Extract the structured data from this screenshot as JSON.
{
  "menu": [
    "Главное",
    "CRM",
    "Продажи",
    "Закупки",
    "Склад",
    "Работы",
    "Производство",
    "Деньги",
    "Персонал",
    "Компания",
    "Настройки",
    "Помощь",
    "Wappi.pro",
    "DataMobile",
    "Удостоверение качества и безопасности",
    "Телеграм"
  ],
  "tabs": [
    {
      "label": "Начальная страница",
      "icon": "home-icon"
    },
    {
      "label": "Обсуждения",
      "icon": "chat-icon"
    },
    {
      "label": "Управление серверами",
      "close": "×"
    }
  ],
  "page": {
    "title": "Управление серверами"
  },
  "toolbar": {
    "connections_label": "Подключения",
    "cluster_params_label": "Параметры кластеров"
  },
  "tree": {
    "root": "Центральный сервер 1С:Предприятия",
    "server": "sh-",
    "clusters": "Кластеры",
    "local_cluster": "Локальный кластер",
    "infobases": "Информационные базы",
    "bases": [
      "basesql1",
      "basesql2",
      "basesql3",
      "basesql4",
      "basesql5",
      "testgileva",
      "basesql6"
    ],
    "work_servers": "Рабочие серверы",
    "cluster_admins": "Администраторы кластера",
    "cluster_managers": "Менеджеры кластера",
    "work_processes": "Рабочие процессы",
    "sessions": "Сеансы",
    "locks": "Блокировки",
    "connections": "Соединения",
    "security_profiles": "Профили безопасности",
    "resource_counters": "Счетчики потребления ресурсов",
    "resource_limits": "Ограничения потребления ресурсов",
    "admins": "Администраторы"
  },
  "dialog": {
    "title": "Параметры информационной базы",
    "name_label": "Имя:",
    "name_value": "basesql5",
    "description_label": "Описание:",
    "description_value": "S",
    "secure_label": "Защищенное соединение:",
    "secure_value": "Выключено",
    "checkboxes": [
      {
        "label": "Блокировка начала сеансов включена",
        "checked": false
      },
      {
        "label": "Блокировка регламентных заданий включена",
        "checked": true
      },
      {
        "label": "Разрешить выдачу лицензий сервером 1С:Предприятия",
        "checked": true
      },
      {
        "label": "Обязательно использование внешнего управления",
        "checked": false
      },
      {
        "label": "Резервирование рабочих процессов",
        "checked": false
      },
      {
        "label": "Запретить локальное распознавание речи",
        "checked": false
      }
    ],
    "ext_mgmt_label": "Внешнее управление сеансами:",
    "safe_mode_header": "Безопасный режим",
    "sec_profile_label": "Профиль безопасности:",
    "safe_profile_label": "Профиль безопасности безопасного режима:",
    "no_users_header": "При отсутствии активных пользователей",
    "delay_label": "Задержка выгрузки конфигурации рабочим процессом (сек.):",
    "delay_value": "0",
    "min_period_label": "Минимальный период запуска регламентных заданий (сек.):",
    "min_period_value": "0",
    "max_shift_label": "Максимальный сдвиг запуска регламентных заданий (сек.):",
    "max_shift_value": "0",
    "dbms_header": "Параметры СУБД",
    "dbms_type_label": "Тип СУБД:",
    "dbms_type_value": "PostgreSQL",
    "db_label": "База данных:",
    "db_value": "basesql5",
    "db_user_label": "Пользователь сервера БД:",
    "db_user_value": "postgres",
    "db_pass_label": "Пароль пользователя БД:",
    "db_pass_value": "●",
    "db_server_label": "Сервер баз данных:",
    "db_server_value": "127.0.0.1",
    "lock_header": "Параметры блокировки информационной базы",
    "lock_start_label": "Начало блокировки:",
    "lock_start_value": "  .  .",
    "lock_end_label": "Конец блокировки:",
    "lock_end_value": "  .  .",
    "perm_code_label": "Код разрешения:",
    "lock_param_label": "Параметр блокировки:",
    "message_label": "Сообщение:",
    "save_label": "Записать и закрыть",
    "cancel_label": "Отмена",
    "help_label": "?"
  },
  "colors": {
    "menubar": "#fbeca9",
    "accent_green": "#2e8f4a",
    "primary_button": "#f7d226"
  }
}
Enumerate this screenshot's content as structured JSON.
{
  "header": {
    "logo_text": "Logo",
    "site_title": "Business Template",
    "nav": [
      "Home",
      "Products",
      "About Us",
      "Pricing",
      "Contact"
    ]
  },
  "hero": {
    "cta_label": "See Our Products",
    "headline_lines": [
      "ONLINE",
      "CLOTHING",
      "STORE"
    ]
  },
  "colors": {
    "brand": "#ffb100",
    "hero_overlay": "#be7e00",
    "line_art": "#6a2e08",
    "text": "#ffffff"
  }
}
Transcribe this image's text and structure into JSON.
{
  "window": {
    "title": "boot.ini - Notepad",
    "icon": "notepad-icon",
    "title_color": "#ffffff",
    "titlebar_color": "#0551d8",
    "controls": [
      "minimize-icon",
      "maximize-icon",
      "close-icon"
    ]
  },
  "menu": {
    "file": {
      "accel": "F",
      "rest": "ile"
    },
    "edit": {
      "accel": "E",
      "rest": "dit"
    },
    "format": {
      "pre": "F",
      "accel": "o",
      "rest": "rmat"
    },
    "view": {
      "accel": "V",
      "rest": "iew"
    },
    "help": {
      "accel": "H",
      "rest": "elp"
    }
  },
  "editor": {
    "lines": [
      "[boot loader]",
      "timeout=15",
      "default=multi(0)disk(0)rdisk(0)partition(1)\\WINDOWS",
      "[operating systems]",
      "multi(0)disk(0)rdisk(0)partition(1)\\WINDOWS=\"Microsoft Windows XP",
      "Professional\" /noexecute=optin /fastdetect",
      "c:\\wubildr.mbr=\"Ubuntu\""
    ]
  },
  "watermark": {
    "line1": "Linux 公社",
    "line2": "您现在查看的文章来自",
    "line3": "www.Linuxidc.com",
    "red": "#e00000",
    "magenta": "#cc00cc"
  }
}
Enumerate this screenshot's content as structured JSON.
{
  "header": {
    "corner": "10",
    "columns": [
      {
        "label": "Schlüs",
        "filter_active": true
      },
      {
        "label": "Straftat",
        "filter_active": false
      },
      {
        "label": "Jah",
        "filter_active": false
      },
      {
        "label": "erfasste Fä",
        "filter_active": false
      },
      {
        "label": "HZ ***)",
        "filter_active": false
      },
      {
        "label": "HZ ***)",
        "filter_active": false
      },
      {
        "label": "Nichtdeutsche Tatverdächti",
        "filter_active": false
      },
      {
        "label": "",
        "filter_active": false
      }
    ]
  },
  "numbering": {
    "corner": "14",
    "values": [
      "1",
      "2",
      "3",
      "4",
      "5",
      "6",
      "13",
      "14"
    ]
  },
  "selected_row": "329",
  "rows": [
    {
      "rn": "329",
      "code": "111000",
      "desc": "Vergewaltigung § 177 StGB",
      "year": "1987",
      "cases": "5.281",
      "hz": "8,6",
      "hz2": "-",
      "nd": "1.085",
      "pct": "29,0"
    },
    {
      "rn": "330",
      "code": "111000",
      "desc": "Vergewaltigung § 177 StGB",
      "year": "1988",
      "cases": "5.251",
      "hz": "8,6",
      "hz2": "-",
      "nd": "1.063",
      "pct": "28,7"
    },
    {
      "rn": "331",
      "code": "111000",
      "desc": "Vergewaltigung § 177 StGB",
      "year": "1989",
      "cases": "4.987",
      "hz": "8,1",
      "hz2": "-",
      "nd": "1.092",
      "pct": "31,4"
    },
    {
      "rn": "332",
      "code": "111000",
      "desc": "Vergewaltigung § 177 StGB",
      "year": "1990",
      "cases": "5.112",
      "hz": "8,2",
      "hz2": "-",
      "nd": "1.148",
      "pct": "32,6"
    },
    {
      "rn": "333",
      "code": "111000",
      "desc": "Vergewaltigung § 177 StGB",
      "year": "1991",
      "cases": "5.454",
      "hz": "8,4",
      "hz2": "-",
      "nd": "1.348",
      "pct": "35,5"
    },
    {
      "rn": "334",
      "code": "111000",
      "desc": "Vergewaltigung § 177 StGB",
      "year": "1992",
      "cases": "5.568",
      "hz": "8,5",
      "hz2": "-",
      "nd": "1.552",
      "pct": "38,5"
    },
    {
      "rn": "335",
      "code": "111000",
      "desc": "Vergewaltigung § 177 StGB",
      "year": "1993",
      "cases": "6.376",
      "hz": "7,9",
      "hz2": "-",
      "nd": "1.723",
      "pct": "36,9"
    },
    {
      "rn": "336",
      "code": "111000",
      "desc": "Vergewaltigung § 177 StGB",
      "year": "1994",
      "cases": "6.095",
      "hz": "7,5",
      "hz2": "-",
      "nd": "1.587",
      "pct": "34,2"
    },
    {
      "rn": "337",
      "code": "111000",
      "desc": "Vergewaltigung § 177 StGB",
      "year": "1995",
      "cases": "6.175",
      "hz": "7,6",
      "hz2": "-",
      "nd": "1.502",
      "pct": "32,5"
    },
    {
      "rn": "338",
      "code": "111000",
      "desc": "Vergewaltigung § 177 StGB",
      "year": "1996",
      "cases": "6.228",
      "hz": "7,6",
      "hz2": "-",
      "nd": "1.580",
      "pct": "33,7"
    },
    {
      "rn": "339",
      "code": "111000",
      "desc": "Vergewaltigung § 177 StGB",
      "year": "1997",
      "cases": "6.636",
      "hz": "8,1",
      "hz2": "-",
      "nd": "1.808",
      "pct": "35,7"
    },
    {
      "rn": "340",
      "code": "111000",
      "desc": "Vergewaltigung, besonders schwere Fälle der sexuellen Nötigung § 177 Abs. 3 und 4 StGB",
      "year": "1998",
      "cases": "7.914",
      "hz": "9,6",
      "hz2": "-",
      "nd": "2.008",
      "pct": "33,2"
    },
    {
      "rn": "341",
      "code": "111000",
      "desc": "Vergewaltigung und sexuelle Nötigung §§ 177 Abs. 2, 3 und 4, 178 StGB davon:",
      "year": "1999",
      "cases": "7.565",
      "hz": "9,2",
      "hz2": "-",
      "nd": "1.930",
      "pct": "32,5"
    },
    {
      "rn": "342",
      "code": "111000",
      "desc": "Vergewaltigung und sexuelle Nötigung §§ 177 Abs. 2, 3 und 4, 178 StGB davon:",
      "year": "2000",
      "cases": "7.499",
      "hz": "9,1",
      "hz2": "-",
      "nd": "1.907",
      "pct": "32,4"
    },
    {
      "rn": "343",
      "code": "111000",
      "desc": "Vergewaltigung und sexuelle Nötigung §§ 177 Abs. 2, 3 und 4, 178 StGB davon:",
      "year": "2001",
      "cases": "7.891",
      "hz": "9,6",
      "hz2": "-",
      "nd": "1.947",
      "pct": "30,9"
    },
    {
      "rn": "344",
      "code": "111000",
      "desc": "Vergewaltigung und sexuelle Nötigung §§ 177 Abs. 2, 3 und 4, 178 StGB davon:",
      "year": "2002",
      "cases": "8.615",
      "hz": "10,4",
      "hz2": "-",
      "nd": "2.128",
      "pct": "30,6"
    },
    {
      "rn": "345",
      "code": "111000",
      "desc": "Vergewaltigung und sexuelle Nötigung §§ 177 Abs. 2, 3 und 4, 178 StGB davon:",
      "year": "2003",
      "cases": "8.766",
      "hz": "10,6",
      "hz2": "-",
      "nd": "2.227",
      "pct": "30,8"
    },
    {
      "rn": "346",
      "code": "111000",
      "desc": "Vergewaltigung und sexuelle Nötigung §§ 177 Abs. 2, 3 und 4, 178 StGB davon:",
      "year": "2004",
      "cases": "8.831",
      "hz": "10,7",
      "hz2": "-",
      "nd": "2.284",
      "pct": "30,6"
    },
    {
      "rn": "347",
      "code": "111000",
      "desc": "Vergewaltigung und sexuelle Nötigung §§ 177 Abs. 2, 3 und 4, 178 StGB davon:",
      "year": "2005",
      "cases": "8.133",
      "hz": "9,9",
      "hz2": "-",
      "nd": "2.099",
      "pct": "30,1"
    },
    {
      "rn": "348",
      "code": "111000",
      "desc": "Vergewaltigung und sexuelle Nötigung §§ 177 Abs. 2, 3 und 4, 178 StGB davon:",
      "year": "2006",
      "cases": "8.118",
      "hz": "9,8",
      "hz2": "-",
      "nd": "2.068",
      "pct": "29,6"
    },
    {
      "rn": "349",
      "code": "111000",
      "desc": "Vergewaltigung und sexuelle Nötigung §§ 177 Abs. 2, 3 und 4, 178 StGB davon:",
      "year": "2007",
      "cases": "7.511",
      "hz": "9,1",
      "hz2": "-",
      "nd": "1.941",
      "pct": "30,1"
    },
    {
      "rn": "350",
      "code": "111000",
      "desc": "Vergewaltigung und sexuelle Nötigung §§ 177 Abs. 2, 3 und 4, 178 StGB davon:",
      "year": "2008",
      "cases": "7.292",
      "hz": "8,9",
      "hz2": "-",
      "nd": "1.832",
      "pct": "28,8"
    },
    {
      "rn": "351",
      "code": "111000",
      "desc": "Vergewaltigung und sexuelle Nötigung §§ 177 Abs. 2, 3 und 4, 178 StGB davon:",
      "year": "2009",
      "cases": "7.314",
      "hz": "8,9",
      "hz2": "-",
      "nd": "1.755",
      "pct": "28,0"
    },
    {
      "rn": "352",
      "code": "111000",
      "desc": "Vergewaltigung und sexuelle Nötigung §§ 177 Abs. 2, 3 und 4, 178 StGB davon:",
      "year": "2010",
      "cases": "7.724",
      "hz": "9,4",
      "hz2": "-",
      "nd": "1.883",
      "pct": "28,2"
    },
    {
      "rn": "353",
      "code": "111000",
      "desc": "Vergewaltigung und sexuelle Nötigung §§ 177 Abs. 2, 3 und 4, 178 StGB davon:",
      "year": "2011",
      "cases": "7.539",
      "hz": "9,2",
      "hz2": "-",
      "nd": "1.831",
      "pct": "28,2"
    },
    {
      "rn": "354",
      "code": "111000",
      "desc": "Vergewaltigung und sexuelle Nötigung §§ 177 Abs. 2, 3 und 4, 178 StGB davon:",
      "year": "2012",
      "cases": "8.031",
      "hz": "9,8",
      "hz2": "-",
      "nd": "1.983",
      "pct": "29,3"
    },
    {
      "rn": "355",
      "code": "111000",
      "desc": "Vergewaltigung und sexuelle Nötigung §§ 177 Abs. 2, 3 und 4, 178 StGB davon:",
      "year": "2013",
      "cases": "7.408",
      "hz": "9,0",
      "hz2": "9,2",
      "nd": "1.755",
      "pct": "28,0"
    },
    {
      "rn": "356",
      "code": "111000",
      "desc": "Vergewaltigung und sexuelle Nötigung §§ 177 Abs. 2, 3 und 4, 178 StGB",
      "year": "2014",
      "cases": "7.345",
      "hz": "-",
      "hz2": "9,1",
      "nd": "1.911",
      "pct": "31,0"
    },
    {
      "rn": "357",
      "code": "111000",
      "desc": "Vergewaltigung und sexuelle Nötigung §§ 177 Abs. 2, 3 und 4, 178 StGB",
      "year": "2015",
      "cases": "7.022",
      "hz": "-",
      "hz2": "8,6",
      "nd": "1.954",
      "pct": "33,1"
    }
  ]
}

● **Exercise**: Using the records given above, list every line that includes the word "данных".

● **Full output**:
    "db_label": "База данных:",
    "db_server_label": "Сервер баз данных:",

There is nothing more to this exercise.